§ **DIRECTION**
Search the records for "color" and copy each line that holds it.
"""
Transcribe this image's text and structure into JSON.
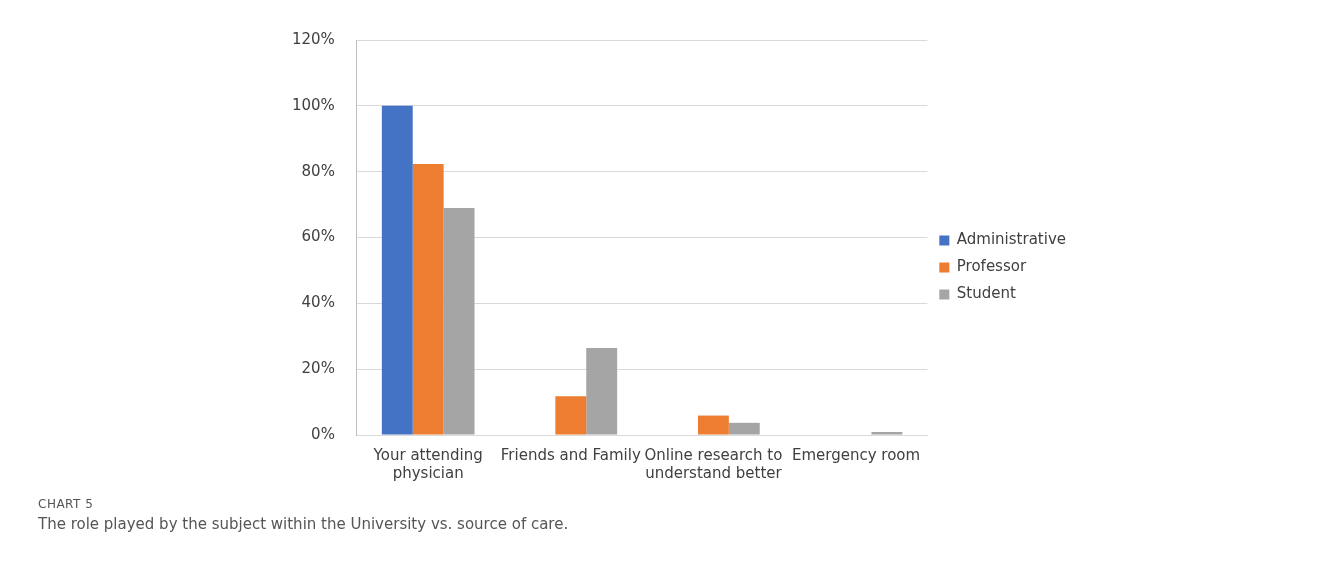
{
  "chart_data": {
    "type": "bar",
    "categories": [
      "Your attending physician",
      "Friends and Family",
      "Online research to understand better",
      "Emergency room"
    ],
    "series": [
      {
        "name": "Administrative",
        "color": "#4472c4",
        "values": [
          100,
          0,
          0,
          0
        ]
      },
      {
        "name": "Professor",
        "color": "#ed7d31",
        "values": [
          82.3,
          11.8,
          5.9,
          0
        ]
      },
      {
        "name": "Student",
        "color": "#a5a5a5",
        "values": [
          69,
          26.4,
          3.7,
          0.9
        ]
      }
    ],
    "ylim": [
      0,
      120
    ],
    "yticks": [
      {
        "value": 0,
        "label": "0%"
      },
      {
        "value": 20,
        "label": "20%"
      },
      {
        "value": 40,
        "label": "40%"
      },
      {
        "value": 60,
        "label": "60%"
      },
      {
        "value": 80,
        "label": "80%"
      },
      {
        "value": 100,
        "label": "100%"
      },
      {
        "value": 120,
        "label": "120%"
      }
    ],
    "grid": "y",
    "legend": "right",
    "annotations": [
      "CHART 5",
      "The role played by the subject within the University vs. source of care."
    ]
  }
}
"""
§ **RESPONSE TO THIS TASK**
        "color": "#4472c4",
        "color": "#ed7d31",
        "color": "#a5a5a5",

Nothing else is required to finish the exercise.